● **What the exercise asks**: Copy out the whole listing exactly as written, leaving the pictures behind.

● **Source records**:
● ● ● ● ●
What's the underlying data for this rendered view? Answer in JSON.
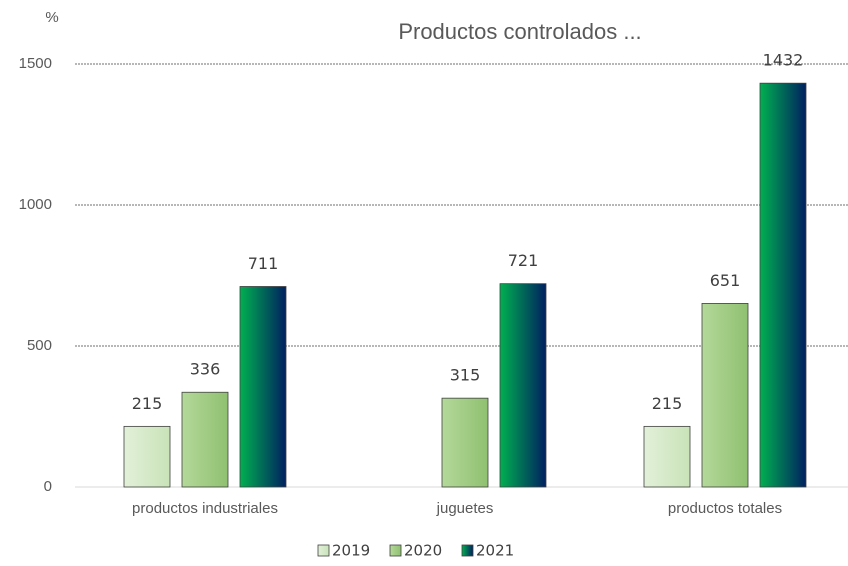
{
  "chart_data": {
    "type": "bar",
    "title": "Productos controlados ...",
    "y_label": "%",
    "categories": [
      "productos industriales",
      "juguetes",
      "productos totales"
    ],
    "series": [
      {
        "name": "2019",
        "color": "#e2f0d9",
        "color_end": "#c9e3b8",
        "values": [
          215,
          null,
          215
        ]
      },
      {
        "name": "2020",
        "color": "#b4d99a",
        "color_end": "#8fc070",
        "values": [
          336,
          315,
          651
        ]
      },
      {
        "name": "2021",
        "color": "#00b050",
        "color_end": "#002060",
        "values": [
          711,
          721,
          1432
        ]
      }
    ],
    "ylim": [
      0,
      1500
    ],
    "yticks": [
      0,
      500,
      1000,
      1500
    ],
    "grid": true,
    "legend": "bottom"
  }
}
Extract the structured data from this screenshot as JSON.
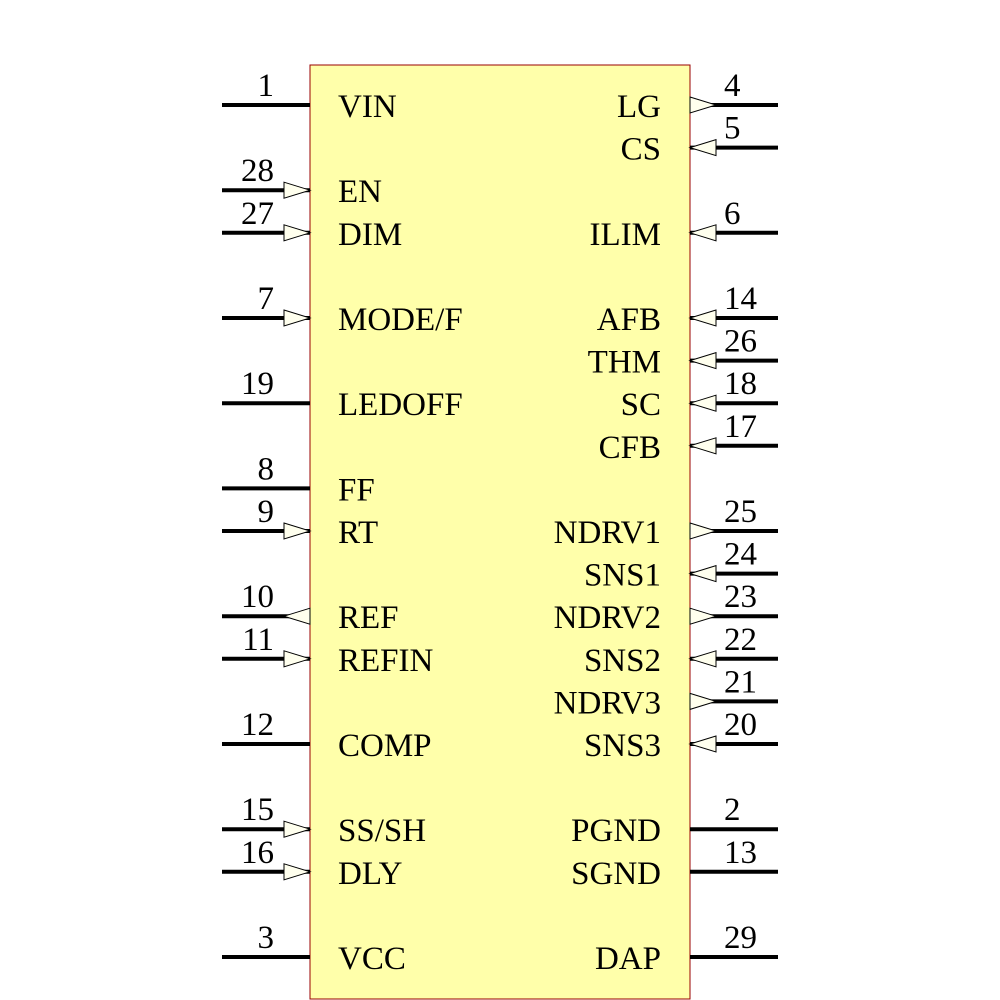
{
  "component": {
    "body_fill": "#ffffaa",
    "body_stroke": "#990000",
    "pin_color": "#000000",
    "arrow_fill": "#ffffee"
  },
  "left_pins": [
    {
      "number": "1",
      "name": "VIN",
      "direction": "none"
    },
    {
      "number": "28",
      "name": "EN",
      "direction": "in"
    },
    {
      "number": "27",
      "name": "DIM",
      "direction": "in"
    },
    {
      "number": "7",
      "name": "MODE/F",
      "direction": "in"
    },
    {
      "number": "19",
      "name": "LEDOFF",
      "direction": "none"
    },
    {
      "number": "8",
      "name": "FF",
      "direction": "none"
    },
    {
      "number": "9",
      "name": "RT",
      "direction": "in"
    },
    {
      "number": "10",
      "name": "REF",
      "direction": "out"
    },
    {
      "number": "11",
      "name": "REFIN",
      "direction": "in"
    },
    {
      "number": "12",
      "name": "COMP",
      "direction": "none"
    },
    {
      "number": "15",
      "name": "SS/SH",
      "direction": "in"
    },
    {
      "number": "16",
      "name": "DLY",
      "direction": "in"
    },
    {
      "number": "3",
      "name": "VCC",
      "direction": "none"
    }
  ],
  "right_pins": [
    {
      "number": "4",
      "name": "LG",
      "direction": "out"
    },
    {
      "number": "5",
      "name": "CS",
      "direction": "in"
    },
    {
      "number": "6",
      "name": "ILIM",
      "direction": "in"
    },
    {
      "number": "14",
      "name": "AFB",
      "direction": "in"
    },
    {
      "number": "26",
      "name": "THM",
      "direction": "in"
    },
    {
      "number": "18",
      "name": "SC",
      "direction": "in"
    },
    {
      "number": "17",
      "name": "CFB",
      "direction": "in"
    },
    {
      "number": "25",
      "name": "NDRV1",
      "direction": "out"
    },
    {
      "number": "24",
      "name": "SNS1",
      "direction": "in"
    },
    {
      "number": "23",
      "name": "NDRV2",
      "direction": "out"
    },
    {
      "number": "22",
      "name": "SNS2",
      "direction": "in"
    },
    {
      "number": "21",
      "name": "NDRV3",
      "direction": "out"
    },
    {
      "number": "20",
      "name": "SNS3",
      "direction": "in"
    },
    {
      "number": "2",
      "name": "PGND",
      "direction": "none"
    },
    {
      "number": "13",
      "name": "SGND",
      "direction": "none"
    },
    {
      "number": "29",
      "name": "DAP",
      "direction": "none"
    }
  ]
}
● ● ● ● ●
● **Exercise output**:
What's the underlying data for this rendered view? Answer in JSON.
{
  "chart_data": {
    "type": "bar",
    "title": "Productos controlados ...",
    "y_label": "%",
    "categories": [
      "productos industriales",
      "juguetes",
      "productos totales"
    ],
    "series": [
      {
        "name": "2019",
        "color": "#e2f0d9",
        "color_end": "#c9e3b8",
        "values": [
          215,
          null,
          215
        ]
      },
      {
        "name": "2020",
        "color": "#b4d99a",
        "color_end": "#8fc070",
        "values": [
          336,
          315,
          651
        ]
      },
      {
        "name": "2021",
        "color": "#00b050",
        "color_end": "#002060",
        "values": [
          711,
          721,
          1432
        ]
      }
    ],
    "ylim": [
      0,
      1500
    ],
    "yticks": [
      0,
      500,
      1000,
      1500
    ],
    "grid": true,
    "legend": "bottom"
  }
}
Extract the structured data from this screenshot as JSON.
{
  "component": {
    "body_fill": "#ffffaa",
    "body_stroke": "#990000",
    "pin_color": "#000000",
    "arrow_fill": "#ffffee"
  },
  "left_pins": [
    {
      "number": "1",
      "name": "VIN",
      "direction": "none"
    },
    {
      "number": "28",
      "name": "EN",
      "direction": "in"
    },
    {
      "number": "27",
      "name": "DIM",
      "direction": "in"
    },
    {
      "number": "7",
      "name": "MODE/F",
      "direction": "in"
    },
    {
      "number": "19",
      "name": "LEDOFF",
      "direction": "none"
    },
    {
      "number": "8",
      "name": "FF",
      "direction": "none"
    },
    {
      "number": "9",
      "name": "RT",
      "direction": "in"
    },
    {
      "number": "10",
      "name": "REF",
      "direction": "out"
    },
    {
      "number": "11",
      "name": "REFIN",
      "direction": "in"
    },
    {
      "number": "12",
      "name": "COMP",
      "direction": "none"
    },
    {
      "number": "15",
      "name": "SS/SH",
      "direction": "in"
    },
    {
      "number": "16",
      "name": "DLY",
      "direction": "in"
    },
    {
      "number": "3",
      "name": "VCC",
      "direction": "none"
    }
  ],
  "right_pins": [
    {
      "number": "4",
      "name": "LG",
      "direction": "out"
    },
    {
      "number": "5",
      "name": "CS",
      "direction": "in"
    },
    {
      "number": "6",
      "name": "ILIM",
      "direction": "in"
    },
    {
      "number": "14",
      "name": "AFB",
      "direction": "in"
    },
    {
      "number": "26",
      "name": "THM",
      "direction": "in"
    },
    {
      "number": "18",
      "name": "SC",
      "direction": "in"
    },
    {
      "number": "17",
      "name": "CFB",
      "direction": "in"
    },
    {
      "number": "25",
      "name": "NDRV1",
      "direction": "out"
    },
    {
      "number": "24",
      "name": "SNS1",
      "direction": "in"
    },
    {
      "number": "23",
      "name": "NDRV2",
      "direction": "out"
    },
    {
      "number": "22",
      "name": "SNS2",
      "direction": "in"
    },
    {
      "number": "21",
      "name": "NDRV3",
      "direction": "out"
    },
    {
      "number": "20",
      "name": "SNS3",
      "direction": "in"
    },
    {
      "number": "2",
      "name": "PGND",
      "direction": "none"
    },
    {
      "number": "13",
      "name": "SGND",
      "direction": "none"
    },
    {
      "number": "29",
      "name": "DAP",
      "direction": "none"
    }
  ]
}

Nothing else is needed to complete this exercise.